[start Excerpted records]

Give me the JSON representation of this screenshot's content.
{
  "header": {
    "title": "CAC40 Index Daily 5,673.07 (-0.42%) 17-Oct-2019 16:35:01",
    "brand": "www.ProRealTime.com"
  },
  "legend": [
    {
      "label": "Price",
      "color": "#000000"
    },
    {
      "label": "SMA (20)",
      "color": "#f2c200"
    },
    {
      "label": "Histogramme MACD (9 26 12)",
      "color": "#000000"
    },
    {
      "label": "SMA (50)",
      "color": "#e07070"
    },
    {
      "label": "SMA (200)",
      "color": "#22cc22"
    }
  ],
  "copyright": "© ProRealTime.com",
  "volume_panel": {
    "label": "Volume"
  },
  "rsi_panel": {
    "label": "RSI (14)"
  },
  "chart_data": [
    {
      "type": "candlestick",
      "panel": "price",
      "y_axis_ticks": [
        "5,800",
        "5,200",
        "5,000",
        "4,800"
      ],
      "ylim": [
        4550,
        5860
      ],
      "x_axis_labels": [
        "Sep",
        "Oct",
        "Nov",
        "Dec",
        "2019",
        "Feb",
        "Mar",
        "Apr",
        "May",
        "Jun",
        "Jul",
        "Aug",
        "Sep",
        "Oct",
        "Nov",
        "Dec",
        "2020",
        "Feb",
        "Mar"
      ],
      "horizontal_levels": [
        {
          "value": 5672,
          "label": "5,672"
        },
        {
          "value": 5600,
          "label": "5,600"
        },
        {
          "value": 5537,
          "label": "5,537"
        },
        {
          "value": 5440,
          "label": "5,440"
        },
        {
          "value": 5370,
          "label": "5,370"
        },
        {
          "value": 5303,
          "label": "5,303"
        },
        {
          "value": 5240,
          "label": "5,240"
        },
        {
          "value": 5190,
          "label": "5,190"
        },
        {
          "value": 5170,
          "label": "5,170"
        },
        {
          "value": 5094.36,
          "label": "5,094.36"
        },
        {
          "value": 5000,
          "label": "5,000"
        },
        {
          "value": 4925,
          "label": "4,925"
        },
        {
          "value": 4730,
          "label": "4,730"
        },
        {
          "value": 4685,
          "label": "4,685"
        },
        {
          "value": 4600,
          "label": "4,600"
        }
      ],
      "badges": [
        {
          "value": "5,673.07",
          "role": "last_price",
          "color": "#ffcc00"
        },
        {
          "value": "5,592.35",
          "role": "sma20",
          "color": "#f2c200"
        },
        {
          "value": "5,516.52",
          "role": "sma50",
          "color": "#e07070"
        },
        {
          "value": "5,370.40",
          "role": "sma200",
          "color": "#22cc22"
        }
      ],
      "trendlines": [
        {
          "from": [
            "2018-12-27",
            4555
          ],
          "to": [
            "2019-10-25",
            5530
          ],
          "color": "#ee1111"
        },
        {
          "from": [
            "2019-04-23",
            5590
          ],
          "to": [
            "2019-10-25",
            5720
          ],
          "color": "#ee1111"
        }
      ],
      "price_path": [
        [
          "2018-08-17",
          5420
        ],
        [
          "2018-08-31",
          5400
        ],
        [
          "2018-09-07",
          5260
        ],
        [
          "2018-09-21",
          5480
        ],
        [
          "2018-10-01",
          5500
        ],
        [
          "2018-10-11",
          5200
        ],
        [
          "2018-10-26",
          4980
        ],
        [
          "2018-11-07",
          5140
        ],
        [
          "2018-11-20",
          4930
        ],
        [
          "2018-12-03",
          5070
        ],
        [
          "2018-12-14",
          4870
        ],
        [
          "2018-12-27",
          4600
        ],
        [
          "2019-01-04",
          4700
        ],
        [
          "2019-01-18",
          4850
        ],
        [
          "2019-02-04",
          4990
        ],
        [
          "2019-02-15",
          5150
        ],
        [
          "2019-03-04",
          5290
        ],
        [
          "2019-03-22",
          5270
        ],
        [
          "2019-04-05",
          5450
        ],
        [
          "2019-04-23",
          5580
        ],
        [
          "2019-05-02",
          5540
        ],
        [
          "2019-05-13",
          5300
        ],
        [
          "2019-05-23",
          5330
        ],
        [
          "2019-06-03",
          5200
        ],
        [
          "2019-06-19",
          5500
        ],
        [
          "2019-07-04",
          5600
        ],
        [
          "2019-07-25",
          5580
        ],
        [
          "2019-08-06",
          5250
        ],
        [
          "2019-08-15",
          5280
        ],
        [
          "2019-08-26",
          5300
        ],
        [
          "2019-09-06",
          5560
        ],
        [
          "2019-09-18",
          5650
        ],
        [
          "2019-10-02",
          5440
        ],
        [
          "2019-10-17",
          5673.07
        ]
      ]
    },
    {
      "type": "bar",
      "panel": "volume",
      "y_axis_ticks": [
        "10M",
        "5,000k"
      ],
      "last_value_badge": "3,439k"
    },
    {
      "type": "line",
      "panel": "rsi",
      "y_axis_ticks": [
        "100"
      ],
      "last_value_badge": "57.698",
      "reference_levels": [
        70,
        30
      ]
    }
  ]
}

[end Excerpted records]

*What you should do*. Filter the records, keeping only lines that contain "type", and show those lines.

*The output*.
      "type": "candlestick",
      "type": "bar",
      "type": "line",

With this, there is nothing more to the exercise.